THE EXERCISE:
Take the entries below and print all of them exactly, please.

THE INPUT:
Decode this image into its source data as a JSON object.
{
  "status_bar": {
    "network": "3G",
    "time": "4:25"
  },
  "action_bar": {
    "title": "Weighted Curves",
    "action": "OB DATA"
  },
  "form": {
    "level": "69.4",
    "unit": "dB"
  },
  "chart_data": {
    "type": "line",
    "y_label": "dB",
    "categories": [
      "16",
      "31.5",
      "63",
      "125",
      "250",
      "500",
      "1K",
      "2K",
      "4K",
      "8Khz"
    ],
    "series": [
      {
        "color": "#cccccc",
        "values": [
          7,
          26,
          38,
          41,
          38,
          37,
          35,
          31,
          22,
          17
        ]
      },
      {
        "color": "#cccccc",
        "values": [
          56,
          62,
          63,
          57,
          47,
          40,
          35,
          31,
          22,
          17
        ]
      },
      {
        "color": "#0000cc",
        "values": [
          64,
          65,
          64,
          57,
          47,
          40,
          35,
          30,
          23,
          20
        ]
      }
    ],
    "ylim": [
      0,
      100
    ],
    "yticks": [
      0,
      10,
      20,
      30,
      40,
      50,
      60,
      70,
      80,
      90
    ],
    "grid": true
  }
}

EXERCISE SOLUTION:
Decode this image into its source data as a JSON object.
{
  "status_bar": {
    "network": "3G",
    "time": "4:25"
  },
  "action_bar": {
    "title": "Weighted Curves",
    "action": "OB DATA"
  },
  "form": {
    "level": "69.4",
    "unit": "dB"
  },
  "chart_data": {
    "type": "line",
    "y_label": "dB",
    "categories": [
      "16",
      "31.5",
      "63",
      "125",
      "250",
      "500",
      "1K",
      "2K",
      "4K",
      "8Khz"
    ],
    "series": [
      {
        "color": "#cccccc",
        "values": [
          7,
          26,
          38,
          41,
          38,
          37,
          35,
          31,
          22,
          17
        ]
      },
      {
        "color": "#cccccc",
        "values": [
          56,
          62,
          63,
          57,
          47,
          40,
          35,
          31,
          22,
          17
        ]
      },
      {
        "color": "#0000cc",
        "values": [
          64,
          65,
          64,
          57,
          47,
          40,
          35,
          30,
          23,
          20
        ]
      }
    ],
    "ylim": [
      0,
      100
    ],
    "yticks": [
      0,
      10,
      20,
      30,
      40,
      50,
      60,
      70,
      80,
      90
    ],
    "grid": true
  }
}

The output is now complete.